What you are asked to do:
Look below. Copy each line that has "sinh" in it.

— BEGIN Items —

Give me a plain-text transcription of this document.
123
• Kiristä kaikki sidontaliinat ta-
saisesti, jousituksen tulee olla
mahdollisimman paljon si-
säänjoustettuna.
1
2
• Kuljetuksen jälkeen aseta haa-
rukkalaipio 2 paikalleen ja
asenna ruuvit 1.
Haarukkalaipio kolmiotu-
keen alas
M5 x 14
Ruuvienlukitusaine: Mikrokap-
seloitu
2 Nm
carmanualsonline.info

— END Items —
— BEGIN Items —

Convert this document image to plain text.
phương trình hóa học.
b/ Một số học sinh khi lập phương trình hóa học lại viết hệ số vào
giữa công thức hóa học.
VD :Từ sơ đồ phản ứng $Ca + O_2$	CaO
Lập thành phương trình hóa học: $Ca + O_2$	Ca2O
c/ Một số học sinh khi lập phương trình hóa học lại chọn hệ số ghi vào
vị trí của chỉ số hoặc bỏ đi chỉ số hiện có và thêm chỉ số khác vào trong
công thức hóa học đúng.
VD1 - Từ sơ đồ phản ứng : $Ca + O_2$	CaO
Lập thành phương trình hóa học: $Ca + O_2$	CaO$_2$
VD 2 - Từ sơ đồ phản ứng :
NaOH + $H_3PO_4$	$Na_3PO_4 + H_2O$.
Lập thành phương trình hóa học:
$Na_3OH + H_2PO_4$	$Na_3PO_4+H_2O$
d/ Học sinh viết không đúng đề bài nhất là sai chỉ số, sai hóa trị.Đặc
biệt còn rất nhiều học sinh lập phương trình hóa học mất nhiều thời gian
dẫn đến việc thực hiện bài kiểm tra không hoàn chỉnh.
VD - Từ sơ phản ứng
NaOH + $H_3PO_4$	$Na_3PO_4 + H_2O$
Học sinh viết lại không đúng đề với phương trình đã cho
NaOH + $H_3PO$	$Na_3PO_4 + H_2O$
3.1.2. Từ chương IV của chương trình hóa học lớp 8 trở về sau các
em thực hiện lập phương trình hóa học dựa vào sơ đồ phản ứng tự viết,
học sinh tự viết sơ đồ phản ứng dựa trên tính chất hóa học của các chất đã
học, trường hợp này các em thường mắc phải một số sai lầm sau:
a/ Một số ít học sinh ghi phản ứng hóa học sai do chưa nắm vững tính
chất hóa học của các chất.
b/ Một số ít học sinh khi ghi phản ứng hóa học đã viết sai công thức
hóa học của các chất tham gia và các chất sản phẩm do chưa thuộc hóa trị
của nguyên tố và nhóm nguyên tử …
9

— END Items —

Answer to this exercise:
b/ Một số học sinh khi lập phương trình hóa học lại viết hệ số vào
c/ Một số học sinh khi lập phương trình hóa học lại chọn hệ số ghi vào
d/ Học sinh viết không đúng đề bài nhất là sai chỉ số, sai hóa trị.Đặc
biệt còn rất nhiều học sinh lập phương trình hóa học mất nhiều thời gian
Học sinh viết lại không đúng đề với phương trình đã cho
học sinh tự viết sơ đồ phản ứng dựa trên tính chất hóa học của các chất đã
a/ Một số ít học sinh ghi phản ứng hóa học sai do chưa nắm vững tính
b/ Một số ít học sinh khi ghi phản ứng hóa học đã viết sai công thức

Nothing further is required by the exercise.